- [JOB]:
Copy out every line that contains "เสนอ".
━━━
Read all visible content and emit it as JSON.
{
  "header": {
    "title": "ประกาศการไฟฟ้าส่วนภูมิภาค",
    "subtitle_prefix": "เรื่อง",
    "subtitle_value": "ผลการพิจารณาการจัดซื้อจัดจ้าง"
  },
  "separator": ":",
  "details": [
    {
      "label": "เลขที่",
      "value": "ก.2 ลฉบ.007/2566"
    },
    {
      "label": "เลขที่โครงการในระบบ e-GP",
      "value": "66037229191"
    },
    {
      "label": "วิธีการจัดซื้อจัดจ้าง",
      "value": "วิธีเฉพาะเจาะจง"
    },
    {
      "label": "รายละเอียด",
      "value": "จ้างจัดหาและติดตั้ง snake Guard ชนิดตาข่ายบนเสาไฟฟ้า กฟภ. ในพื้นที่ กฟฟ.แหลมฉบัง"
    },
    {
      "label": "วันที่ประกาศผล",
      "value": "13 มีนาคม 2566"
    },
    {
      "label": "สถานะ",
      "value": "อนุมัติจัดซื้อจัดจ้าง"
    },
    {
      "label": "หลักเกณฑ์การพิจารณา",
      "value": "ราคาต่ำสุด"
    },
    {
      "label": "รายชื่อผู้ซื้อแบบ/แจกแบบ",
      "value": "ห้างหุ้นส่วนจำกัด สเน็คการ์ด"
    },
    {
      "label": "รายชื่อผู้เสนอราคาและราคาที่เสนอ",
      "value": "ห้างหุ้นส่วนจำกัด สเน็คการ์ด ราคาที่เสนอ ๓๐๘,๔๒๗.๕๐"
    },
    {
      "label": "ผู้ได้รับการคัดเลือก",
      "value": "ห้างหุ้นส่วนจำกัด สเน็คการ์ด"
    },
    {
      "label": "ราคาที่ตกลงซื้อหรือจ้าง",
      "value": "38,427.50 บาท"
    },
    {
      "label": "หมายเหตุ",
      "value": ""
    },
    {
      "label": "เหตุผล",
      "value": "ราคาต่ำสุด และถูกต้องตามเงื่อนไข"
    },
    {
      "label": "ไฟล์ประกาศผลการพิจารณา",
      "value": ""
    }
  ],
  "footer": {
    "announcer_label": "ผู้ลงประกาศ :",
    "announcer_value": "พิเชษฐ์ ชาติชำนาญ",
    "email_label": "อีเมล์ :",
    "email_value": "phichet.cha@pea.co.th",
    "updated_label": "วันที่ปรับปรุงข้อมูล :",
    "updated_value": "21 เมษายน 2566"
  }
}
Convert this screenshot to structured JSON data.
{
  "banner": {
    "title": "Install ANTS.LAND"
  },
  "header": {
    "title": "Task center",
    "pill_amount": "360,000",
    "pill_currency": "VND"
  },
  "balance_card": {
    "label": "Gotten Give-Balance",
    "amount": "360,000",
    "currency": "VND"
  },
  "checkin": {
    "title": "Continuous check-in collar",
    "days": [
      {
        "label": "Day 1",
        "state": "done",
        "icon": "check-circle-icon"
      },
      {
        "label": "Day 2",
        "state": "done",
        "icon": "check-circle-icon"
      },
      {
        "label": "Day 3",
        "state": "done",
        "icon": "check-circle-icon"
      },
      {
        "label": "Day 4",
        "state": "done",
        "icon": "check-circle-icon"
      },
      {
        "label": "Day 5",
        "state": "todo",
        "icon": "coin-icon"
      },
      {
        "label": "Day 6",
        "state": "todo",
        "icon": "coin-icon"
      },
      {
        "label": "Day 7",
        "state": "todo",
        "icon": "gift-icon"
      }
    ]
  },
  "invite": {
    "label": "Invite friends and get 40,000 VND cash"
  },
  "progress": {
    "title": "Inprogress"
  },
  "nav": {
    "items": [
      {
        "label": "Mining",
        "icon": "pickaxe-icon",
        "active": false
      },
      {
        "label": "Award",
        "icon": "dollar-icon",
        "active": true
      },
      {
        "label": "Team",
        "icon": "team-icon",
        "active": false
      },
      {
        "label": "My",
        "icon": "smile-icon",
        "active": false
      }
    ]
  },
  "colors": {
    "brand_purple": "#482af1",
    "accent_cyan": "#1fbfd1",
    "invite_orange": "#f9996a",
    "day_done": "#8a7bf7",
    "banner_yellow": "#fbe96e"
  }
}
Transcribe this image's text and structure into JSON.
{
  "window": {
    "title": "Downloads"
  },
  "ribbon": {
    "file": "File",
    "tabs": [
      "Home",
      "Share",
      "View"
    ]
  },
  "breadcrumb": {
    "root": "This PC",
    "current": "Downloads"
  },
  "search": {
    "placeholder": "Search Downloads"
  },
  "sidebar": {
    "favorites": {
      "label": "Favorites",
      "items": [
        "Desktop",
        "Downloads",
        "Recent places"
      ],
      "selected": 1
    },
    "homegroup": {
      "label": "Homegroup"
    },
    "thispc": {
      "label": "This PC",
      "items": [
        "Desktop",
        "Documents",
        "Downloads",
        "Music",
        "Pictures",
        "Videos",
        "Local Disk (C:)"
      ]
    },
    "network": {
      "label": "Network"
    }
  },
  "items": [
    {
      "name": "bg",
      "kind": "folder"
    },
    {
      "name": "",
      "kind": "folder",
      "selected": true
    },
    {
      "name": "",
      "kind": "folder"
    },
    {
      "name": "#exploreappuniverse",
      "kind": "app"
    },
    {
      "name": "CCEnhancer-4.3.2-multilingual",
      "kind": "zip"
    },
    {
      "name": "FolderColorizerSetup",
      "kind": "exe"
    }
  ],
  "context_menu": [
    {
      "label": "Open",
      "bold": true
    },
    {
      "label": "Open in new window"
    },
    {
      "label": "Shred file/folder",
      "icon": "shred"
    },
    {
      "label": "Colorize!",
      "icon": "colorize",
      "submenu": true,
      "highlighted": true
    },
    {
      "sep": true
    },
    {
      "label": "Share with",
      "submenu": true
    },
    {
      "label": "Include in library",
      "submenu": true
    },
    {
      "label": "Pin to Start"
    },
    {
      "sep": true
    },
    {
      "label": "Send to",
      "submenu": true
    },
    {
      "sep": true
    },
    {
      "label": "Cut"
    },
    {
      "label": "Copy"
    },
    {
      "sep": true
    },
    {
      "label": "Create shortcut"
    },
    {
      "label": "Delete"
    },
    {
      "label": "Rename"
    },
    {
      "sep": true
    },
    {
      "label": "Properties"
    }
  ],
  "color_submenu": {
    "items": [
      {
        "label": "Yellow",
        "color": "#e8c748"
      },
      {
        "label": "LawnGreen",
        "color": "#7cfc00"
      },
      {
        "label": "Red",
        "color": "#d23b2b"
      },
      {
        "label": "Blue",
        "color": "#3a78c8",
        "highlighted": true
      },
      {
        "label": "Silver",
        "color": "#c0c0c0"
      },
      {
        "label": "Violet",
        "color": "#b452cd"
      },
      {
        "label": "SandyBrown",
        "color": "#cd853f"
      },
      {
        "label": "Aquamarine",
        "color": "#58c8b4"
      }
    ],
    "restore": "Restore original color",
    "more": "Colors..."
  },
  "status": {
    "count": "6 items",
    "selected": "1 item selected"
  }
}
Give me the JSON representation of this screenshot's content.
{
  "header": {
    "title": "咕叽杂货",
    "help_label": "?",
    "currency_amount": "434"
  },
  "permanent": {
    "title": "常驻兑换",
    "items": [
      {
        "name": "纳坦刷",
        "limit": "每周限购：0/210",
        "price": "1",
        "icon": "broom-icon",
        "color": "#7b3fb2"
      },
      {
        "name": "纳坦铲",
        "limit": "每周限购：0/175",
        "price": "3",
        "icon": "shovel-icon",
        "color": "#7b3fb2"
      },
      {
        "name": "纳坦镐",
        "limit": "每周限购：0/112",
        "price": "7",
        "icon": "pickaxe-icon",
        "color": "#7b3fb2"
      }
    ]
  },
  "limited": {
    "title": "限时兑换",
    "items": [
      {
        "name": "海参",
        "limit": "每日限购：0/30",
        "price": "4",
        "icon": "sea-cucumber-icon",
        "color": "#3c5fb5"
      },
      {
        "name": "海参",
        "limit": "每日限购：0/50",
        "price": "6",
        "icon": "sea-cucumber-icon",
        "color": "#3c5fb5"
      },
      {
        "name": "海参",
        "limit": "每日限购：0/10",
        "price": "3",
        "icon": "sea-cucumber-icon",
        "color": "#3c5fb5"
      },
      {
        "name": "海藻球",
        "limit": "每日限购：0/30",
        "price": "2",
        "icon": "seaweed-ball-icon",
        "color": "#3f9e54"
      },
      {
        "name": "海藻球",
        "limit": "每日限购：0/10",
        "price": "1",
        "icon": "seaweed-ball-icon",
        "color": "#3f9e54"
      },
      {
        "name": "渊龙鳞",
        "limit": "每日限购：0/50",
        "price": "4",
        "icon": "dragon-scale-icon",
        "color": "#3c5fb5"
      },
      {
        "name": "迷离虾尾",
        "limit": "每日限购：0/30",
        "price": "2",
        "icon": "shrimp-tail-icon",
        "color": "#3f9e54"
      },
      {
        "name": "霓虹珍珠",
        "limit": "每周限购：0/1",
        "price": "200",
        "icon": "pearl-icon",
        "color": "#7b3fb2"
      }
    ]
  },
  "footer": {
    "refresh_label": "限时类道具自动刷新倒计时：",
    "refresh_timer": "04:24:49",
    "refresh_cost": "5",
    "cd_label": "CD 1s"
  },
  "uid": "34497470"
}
━━━
- [ANSWER BELOW]:
      "label": "รายชื่อผู้เสนอราคาและราคาที่เสนอ",
      "value": "ห้างหุ้นส่วนจำกัด สเน็คการ์ด ราคาที่เสนอ ๓๐๘,๔๒๗.๕๐"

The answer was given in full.